Exercise goal: Restate the complete material exactly.
══════════════════════════════
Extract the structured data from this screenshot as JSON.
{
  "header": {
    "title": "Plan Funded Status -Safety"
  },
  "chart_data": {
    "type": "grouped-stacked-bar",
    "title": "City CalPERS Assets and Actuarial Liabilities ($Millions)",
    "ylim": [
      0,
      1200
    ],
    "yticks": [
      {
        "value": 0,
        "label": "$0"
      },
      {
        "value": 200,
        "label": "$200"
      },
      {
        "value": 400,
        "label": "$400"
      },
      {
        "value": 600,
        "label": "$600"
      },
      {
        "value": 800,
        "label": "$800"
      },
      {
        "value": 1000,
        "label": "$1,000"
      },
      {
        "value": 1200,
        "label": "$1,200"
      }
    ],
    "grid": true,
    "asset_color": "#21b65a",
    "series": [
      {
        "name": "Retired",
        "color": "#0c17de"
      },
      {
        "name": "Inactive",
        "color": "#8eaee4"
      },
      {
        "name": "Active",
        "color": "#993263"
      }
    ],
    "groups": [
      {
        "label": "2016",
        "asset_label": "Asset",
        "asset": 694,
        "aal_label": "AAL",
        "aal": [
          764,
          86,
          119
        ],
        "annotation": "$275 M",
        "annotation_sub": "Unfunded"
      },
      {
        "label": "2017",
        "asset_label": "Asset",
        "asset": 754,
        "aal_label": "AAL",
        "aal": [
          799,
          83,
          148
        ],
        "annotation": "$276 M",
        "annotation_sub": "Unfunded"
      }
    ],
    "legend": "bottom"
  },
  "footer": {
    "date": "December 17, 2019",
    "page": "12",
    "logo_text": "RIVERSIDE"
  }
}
══════════════════════════════
Answer to the task:
Extract the structured data from this screenshot as JSON.
{
  "header": {
    "title": "Plan Funded Status -Safety"
  },
  "chart_data": {
    "type": "grouped-stacked-bar",
    "title": "City CalPERS Assets and Actuarial Liabilities ($Millions)",
    "ylim": [
      0,
      1200
    ],
    "yticks": [
      {
        "value": 0,
        "label": "$0"
      },
      {
        "value": 200,
        "label": "$200"
      },
      {
        "value": 400,
        "label": "$400"
      },
      {
        "value": 600,
        "label": "$600"
      },
      {
        "value": 800,
        "label": "$800"
      },
      {
        "value": 1000,
        "label": "$1,000"
      },
      {
        "value": 1200,
        "label": "$1,200"
      }
    ],
    "grid": true,
    "asset_color": "#21b65a",
    "series": [
      {
        "name": "Retired",
        "color": "#0c17de"
      },
      {
        "name": "Inactive",
        "color": "#8eaee4"
      },
      {
        "name": "Active",
        "color": "#993263"
      }
    ],
    "groups": [
      {
        "label": "2016",
        "asset_label": "Asset",
        "asset": 694,
        "aal_label": "AAL",
        "aal": [
          764,
          86,
          119
        ],
        "annotation": "$275 M",
        "annotation_sub": "Unfunded"
      },
      {
        "label": "2017",
        "asset_label": "Asset",
        "asset": 754,
        "aal_label": "AAL",
        "aal": [
          799,
          83,
          148
        ],
        "annotation": "$276 M",
        "annotation_sub": "Unfunded"
      }
    ],
    "legend": "bottom"
  },
  "footer": {
    "date": "December 17, 2019",
    "page": "12",
    "logo_text": "RIVERSIDE"
  }
}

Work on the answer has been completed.